### Task details
Pick every line from the data that holds the word "основания".

########################################

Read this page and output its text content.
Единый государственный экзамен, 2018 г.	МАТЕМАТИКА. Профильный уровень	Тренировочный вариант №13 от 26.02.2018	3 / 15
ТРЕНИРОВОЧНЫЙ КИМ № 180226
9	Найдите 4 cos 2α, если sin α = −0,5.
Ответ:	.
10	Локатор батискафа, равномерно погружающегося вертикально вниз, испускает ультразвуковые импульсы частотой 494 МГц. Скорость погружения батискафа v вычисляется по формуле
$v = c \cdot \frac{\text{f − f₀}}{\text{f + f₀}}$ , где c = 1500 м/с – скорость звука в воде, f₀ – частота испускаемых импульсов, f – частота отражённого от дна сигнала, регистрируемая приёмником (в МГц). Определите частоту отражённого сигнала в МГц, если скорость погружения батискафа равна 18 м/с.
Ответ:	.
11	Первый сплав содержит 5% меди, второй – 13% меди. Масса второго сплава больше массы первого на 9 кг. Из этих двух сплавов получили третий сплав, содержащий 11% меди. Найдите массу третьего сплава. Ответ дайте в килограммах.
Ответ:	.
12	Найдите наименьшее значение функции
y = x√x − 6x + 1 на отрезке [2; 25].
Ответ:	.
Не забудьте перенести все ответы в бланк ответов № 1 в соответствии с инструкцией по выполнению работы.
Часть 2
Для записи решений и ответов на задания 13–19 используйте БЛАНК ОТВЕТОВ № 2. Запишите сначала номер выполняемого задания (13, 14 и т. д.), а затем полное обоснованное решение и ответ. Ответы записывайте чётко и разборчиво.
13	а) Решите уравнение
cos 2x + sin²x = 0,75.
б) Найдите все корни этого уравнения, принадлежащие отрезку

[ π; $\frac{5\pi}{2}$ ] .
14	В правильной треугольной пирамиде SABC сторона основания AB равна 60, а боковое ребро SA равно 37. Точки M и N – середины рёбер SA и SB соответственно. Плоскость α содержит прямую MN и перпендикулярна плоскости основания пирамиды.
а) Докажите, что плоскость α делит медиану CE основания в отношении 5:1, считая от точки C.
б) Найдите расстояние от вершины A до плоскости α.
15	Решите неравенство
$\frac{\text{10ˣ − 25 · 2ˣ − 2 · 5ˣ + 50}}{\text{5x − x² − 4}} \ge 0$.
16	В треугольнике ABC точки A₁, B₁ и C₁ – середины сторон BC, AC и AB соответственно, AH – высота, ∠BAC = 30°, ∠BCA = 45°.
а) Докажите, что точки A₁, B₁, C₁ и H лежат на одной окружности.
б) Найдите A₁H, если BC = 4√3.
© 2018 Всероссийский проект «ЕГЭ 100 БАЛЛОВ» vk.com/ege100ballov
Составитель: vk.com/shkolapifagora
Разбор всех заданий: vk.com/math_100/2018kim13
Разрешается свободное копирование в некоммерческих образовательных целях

########################################

### Written solution
14	В правильной треугольной пирамиде SABC сторона основания AB равна 60, а боковое ребро SA равно 37. Точки M и N – середины рёбер SA и SB соответственно. Плоскость α содержит прямую MN и перпендикулярна плоскости основания пирамиды.
а) Докажите, что плоскость α делит медиану CE основания в отношении 5:1, считая от точки C.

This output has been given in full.